===== RECORDED INFORMATION
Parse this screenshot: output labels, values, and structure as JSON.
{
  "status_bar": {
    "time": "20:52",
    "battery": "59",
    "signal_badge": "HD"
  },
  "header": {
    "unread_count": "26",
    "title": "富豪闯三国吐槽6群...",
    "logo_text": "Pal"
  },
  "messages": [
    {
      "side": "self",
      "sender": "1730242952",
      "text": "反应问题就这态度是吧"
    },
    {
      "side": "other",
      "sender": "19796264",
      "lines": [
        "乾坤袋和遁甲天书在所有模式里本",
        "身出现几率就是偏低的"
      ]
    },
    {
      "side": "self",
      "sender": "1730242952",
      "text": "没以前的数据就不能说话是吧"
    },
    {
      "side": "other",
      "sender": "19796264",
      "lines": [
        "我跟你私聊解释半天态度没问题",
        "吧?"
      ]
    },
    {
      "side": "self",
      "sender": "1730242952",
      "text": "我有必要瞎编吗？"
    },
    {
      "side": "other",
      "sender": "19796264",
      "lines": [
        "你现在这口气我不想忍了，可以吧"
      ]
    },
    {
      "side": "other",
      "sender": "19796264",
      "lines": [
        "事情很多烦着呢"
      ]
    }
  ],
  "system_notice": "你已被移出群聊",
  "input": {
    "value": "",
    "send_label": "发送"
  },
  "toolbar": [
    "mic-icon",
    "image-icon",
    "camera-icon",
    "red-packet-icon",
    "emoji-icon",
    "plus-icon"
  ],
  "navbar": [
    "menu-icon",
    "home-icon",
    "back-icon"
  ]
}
==========
## [WHAT TO PRODUCE]
Each record must be returned exactly as it is written.

## [CORRECT RESPONSE]
Parse this screenshot: output labels, values, and structure as JSON.
{
  "status_bar": {
    "time": "20:52",
    "battery": "59",
    "signal_badge": "HD"
  },
  "header": {
    "unread_count": "26",
    "title": "富豪闯三国吐槽6群...",
    "logo_text": "Pal"
  },
  "messages": [
    {
      "side": "self",
      "sender": "1730242952",
      "text": "反应问题就这态度是吧"
    },
    {
      "side": "other",
      "sender": "19796264",
      "lines": [
        "乾坤袋和遁甲天书在所有模式里本",
        "身出现几率就是偏低的"
      ]
    },
    {
      "side": "self",
      "sender": "1730242952",
      "text": "没以前的数据就不能说话是吧"
    },
    {
      "side": "other",
      "sender": "19796264",
      "lines": [
        "我跟你私聊解释半天态度没问题",
        "吧?"
      ]
    },
    {
      "side": "self",
      "sender": "1730242952",
      "text": "我有必要瞎编吗？"
    },
    {
      "side": "other",
      "sender": "19796264",
      "lines": [
        "你现在这口气我不想忍了，可以吧"
      ]
    },
    {
      "side": "other",
      "sender": "19796264",
      "lines": [
        "事情很多烦着呢"
      ]
    }
  ],
  "system_notice": "你已被移出群聊",
  "input": {
    "value": "",
    "send_label": "发送"
  },
  "toolbar": [
    "mic-icon",
    "image-icon",
    "camera-icon",
    "red-packet-icon",
    "emoji-icon",
    "plus-icon"
  ],
  "navbar": [
    "menu-icon",
    "home-icon",
    "back-icon"
  ]
}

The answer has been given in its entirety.